--- TASK GOAL ---
Could you print the records exactly as they appear, starting with the first line and going on through the line that contains "265, 1195, 281]"?

--- DATA FOR PROCESSING ---
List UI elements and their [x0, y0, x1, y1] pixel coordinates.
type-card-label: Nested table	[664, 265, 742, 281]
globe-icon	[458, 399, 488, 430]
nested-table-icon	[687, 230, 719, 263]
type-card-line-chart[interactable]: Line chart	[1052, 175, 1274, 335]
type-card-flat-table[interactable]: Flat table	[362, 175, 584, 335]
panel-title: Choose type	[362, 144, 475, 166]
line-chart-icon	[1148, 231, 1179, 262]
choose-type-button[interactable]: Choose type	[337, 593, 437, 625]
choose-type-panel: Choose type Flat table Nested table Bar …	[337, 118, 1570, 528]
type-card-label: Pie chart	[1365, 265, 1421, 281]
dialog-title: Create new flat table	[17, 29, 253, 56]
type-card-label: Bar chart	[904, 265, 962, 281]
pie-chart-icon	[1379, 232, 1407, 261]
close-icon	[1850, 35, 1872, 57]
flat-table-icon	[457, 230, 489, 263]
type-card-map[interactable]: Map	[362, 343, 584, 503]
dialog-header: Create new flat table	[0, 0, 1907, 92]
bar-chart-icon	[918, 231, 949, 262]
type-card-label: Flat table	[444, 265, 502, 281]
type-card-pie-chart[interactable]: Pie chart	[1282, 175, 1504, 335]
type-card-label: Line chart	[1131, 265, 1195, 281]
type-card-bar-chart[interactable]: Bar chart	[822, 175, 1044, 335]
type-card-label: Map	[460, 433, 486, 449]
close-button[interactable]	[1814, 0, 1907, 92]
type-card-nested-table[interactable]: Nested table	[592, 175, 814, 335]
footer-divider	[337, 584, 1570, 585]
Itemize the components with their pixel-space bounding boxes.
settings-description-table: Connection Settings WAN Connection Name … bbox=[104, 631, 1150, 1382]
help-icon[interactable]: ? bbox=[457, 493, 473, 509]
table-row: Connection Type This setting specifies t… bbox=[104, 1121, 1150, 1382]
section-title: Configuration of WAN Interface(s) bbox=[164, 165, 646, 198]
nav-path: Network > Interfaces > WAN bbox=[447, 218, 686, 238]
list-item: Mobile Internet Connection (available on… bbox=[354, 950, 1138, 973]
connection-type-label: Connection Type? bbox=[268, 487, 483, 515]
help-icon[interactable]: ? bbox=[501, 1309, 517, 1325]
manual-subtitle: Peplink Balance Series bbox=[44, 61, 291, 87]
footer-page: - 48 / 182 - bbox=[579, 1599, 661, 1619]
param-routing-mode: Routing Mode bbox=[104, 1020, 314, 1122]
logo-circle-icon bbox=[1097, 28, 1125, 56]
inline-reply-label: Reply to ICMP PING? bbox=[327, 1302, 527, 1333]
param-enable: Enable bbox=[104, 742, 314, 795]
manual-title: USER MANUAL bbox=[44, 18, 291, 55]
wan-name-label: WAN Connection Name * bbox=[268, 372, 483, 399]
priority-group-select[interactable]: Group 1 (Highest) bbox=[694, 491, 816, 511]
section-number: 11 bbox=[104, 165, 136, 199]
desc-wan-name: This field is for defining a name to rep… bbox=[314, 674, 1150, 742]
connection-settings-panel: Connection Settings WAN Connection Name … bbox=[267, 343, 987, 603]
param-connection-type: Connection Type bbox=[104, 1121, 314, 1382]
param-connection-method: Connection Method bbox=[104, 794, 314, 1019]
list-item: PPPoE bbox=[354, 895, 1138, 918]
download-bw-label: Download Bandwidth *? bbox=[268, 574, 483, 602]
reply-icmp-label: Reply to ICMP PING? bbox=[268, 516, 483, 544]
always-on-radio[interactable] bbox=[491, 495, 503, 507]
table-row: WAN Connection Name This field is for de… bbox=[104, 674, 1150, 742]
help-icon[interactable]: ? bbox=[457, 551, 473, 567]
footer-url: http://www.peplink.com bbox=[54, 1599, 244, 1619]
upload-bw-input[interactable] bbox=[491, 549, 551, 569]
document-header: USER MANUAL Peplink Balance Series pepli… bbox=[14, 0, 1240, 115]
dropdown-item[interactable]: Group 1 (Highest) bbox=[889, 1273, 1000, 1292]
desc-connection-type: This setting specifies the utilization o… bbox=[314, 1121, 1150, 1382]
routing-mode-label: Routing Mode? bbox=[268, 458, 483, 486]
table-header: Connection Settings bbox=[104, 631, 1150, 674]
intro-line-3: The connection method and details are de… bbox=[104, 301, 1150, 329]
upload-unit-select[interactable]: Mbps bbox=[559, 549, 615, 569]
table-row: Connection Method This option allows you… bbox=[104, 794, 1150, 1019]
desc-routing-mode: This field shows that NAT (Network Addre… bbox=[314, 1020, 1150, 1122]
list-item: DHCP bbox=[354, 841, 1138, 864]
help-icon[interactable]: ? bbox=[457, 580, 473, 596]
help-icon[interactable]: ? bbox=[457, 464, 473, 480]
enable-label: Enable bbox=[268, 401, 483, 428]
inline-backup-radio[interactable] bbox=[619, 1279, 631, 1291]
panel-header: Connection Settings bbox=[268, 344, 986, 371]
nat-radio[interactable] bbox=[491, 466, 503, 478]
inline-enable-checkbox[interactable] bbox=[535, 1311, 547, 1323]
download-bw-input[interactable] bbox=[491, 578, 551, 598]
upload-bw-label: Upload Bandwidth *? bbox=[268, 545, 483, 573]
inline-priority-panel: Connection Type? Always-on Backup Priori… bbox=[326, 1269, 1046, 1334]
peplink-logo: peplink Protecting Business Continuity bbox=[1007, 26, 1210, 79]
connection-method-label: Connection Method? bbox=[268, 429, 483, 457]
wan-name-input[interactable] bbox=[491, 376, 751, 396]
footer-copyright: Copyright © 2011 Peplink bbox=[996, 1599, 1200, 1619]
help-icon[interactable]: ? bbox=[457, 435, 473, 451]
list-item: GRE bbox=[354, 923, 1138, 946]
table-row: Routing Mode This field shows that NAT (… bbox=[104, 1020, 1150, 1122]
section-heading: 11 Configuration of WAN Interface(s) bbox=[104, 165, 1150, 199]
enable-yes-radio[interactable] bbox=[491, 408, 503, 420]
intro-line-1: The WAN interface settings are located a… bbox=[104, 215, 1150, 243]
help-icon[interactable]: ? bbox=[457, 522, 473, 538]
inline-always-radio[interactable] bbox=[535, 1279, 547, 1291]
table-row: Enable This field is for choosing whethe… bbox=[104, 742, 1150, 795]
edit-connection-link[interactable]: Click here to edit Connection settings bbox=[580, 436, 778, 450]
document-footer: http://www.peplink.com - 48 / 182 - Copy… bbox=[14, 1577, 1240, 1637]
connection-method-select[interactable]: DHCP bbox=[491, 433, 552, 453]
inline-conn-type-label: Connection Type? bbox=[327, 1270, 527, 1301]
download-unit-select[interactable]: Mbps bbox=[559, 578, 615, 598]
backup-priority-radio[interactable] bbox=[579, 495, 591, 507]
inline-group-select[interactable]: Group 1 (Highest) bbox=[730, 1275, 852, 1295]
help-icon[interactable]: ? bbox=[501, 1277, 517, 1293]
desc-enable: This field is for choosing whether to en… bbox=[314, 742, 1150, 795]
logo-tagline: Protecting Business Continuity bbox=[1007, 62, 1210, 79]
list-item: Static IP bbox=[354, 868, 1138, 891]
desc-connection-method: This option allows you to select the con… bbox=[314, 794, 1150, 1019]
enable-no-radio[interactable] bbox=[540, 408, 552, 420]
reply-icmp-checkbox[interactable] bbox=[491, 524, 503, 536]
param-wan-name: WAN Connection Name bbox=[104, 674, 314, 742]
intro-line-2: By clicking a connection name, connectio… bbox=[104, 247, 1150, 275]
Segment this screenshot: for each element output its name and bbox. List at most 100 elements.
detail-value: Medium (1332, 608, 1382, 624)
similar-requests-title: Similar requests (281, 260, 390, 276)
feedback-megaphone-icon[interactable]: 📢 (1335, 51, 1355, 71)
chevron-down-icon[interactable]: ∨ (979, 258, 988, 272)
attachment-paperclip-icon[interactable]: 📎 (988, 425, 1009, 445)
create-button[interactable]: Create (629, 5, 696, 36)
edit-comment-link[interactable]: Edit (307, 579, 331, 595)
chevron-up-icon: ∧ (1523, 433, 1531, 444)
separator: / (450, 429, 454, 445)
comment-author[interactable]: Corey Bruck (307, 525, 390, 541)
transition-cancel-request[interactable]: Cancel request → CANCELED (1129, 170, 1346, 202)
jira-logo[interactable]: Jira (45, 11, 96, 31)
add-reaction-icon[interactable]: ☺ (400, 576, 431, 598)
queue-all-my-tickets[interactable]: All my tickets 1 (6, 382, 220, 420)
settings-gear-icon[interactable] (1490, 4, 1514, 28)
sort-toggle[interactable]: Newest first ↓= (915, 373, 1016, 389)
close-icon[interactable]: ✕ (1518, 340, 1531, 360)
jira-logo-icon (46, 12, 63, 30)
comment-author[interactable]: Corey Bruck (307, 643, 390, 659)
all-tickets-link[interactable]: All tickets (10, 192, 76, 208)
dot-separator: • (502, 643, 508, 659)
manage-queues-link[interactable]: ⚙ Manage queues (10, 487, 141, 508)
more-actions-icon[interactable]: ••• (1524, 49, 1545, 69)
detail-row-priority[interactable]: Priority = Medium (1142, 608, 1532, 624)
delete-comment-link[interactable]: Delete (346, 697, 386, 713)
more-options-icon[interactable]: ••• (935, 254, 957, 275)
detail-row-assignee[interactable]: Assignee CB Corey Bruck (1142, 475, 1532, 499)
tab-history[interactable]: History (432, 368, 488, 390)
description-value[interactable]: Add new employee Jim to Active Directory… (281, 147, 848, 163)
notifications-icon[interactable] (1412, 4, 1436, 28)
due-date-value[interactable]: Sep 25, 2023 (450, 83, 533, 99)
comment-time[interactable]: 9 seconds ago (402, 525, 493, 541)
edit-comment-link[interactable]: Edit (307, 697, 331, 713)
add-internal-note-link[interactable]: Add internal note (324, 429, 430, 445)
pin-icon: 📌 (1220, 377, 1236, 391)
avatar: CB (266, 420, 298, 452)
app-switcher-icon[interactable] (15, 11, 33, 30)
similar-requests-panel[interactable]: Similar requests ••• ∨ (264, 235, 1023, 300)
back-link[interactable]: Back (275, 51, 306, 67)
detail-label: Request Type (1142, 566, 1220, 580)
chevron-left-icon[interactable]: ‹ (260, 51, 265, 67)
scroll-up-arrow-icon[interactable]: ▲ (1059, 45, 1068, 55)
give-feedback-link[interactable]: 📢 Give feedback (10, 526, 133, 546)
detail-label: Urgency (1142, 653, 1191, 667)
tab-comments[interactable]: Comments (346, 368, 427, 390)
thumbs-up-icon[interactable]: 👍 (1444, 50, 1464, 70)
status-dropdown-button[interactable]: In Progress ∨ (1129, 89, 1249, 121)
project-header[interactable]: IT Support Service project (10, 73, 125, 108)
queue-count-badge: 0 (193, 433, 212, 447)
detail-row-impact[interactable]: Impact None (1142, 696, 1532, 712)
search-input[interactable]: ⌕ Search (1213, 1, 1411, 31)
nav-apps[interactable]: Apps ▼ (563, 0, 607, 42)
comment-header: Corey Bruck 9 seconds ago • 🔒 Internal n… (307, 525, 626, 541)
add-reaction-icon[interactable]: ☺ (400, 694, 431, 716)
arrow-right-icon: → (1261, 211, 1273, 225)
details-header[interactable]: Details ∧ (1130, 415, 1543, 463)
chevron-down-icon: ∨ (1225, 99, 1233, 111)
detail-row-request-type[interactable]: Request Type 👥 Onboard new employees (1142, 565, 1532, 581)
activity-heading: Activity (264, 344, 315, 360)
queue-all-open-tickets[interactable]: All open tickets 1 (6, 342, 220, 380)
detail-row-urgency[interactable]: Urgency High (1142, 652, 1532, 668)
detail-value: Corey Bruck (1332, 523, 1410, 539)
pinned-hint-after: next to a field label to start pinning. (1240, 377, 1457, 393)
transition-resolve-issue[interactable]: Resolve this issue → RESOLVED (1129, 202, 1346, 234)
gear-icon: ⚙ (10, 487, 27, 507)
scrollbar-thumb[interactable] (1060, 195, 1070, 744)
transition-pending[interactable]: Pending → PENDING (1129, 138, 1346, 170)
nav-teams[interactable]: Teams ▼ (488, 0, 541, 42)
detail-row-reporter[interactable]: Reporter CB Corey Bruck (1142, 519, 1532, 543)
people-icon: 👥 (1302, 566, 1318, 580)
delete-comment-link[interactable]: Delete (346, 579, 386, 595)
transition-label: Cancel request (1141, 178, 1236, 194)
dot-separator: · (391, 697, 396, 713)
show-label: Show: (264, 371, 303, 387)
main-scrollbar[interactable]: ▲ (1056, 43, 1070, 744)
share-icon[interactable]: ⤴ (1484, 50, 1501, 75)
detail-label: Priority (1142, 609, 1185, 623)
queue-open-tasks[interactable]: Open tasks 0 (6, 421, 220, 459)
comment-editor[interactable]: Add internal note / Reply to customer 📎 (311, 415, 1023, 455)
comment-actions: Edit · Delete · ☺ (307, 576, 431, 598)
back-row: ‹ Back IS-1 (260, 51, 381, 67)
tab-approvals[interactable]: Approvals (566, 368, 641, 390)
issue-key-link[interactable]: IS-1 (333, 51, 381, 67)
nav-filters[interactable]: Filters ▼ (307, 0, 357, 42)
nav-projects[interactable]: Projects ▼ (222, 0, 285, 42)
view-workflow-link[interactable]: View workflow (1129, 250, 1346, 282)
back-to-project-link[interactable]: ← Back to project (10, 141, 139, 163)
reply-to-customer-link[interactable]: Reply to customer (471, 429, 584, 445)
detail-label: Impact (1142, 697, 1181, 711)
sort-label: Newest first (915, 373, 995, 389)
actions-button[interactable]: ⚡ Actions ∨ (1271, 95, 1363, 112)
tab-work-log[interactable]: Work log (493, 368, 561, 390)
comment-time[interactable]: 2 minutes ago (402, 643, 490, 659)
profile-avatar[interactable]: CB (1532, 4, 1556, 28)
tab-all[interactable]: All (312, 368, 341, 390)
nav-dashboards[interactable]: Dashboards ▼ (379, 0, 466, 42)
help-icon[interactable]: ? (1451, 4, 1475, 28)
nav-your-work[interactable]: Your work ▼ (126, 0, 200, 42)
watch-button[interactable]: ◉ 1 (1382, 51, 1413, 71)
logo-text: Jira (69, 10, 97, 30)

--- TASK ANSWER ---
List UI elements and their [x0, y0, x1, y1] pixel coordinates.
type-card-label: Nested table	[664, 265, 742, 281]
globe-icon	[458, 399, 488, 430]
nested-table-icon	[687, 230, 719, 263]
type-card-line-chart[interactable]: Line chart	[1052, 175, 1274, 335]
type-card-flat-table[interactable]: Flat table	[362, 175, 584, 335]
panel-title: Choose type	[362, 144, 475, 166]
line-chart-icon	[1148, 231, 1179, 262]
choose-type-button[interactable]: Choose type	[337, 593, 437, 625]
choose-type-panel: Choose type Flat table Nested table Bar …	[337, 118, 1570, 528]
type-card-label: Pie chart	[1365, 265, 1421, 281]
dialog-title: Create new flat table	[17, 29, 253, 56]
type-card-label: Bar chart	[904, 265, 962, 281]
pie-chart-icon	[1379, 232, 1407, 261]
close-icon	[1850, 35, 1872, 57]
flat-table-icon	[457, 230, 489, 263]
type-card-map[interactable]: Map	[362, 343, 584, 503]
dialog-header: Create new flat table	[0, 0, 1907, 92]
bar-chart-icon	[918, 231, 949, 262]
type-card-label: Flat table	[444, 265, 502, 281]
type-card-pie-chart[interactable]: Pie chart	[1282, 175, 1504, 335]
type-card-label: Line chart	[1131, 265, 1195, 281]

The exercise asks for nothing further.